**WHAT YOU WILL DO**
Set down every entry again word for word, please, but skip the pictures.

# start of MATERIAL PROVIDED

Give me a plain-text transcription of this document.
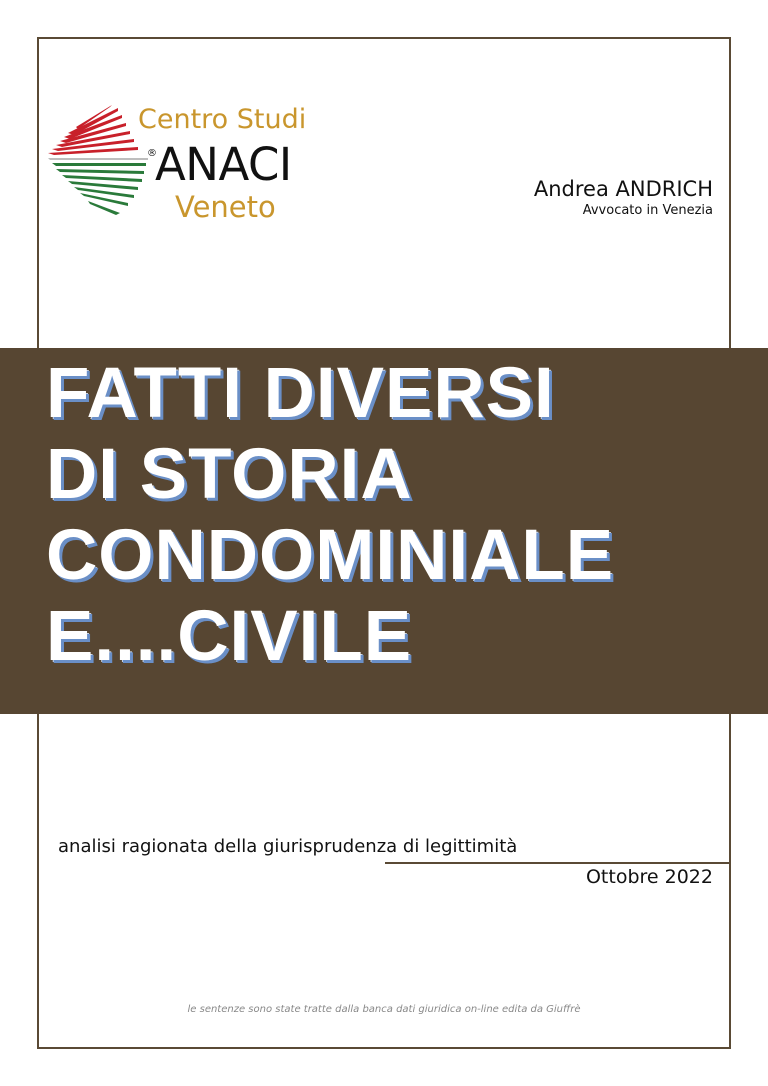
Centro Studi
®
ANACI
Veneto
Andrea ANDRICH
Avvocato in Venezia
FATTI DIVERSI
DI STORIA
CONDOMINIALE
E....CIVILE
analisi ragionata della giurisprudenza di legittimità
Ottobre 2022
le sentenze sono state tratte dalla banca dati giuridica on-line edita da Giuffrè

# end of MATERIAL PROVIDED

**REPLY**
Give me a plain-text transcription of this document.
Centro Studi
®
ANACI
Veneto
Andrea ANDRICH
Avvocato in Venezia
FATTI DIVERSI
DI STORIA
CONDOMINIALE
E....CIVILE
analisi ragionata della giurisprudenza di legittimità
Ottobre 2022
le sentenze sono state tratte dalla banca dati giuridica on-line edita da Giuffrè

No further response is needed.